• _Problem statement_:
Copy every line that holds "data".

• _Input records_:
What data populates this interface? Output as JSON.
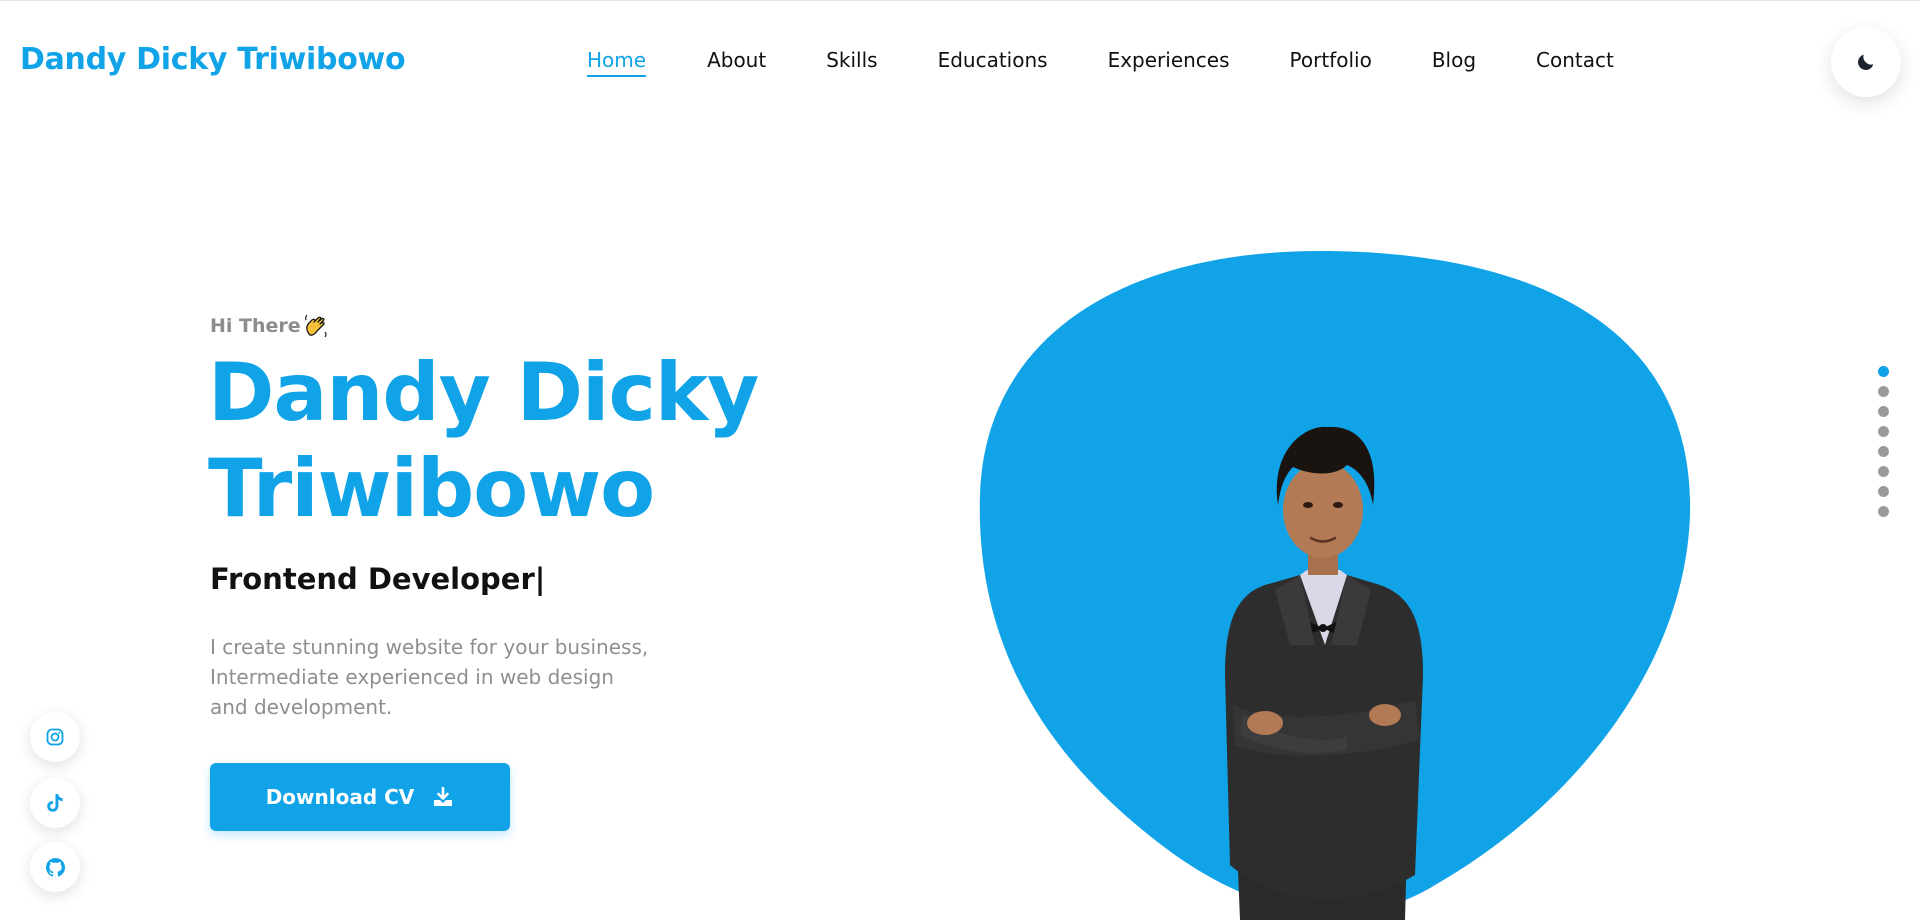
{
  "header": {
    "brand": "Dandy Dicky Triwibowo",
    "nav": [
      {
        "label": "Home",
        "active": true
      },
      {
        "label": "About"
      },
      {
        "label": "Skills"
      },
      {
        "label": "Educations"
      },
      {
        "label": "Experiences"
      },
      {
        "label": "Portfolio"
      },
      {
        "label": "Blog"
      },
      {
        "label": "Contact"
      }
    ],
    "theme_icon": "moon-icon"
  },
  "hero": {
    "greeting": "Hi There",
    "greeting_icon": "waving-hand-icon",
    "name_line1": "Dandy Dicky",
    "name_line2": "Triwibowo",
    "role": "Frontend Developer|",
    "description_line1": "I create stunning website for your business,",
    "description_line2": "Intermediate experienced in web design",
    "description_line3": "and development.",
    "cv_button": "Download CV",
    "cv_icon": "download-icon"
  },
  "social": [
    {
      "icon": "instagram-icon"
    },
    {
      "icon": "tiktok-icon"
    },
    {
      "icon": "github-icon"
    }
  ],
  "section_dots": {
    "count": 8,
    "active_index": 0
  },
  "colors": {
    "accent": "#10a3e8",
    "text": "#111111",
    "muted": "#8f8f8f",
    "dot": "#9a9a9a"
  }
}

---

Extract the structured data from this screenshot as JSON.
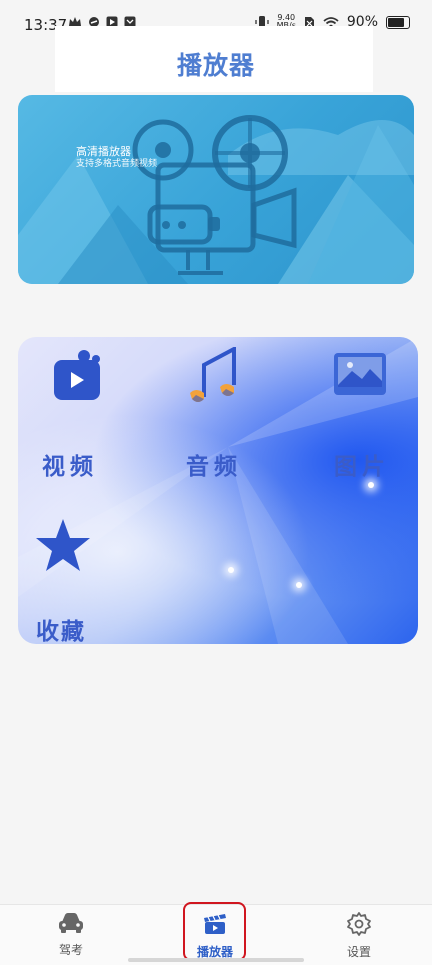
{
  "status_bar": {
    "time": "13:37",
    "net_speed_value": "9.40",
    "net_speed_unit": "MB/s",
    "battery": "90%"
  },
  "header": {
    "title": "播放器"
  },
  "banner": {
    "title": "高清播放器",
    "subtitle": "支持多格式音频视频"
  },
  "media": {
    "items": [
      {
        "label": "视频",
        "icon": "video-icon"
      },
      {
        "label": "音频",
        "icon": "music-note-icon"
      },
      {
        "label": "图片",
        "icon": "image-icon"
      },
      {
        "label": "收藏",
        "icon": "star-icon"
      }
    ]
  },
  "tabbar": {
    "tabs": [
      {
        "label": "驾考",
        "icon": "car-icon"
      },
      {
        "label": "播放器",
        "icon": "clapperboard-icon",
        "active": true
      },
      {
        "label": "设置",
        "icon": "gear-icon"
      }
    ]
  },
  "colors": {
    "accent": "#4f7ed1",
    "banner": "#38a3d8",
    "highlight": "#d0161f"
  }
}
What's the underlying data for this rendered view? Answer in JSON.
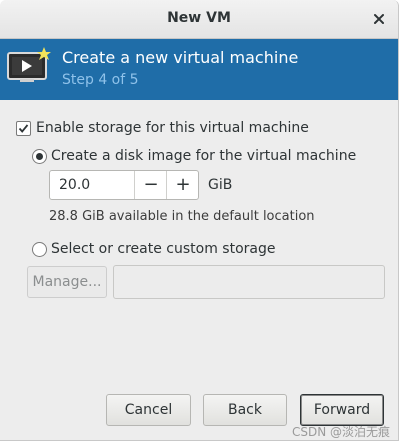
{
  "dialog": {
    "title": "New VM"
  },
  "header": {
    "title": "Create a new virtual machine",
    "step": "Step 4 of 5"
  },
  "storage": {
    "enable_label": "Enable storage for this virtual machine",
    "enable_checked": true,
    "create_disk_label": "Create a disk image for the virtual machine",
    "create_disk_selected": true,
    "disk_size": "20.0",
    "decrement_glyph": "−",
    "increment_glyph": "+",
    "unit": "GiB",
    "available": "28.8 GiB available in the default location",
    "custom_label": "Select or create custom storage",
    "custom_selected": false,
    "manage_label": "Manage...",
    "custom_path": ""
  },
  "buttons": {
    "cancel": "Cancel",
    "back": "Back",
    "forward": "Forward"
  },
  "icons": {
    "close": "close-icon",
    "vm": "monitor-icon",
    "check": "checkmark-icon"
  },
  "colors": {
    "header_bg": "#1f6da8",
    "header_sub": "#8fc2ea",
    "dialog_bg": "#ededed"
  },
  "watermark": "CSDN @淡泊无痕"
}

• _Answer to the task_:
What data populates this interface? Output as JSON.
Extract the structured data from this screenshot as JSON.
What's the underlying data for this rendered view? Answer in JSON.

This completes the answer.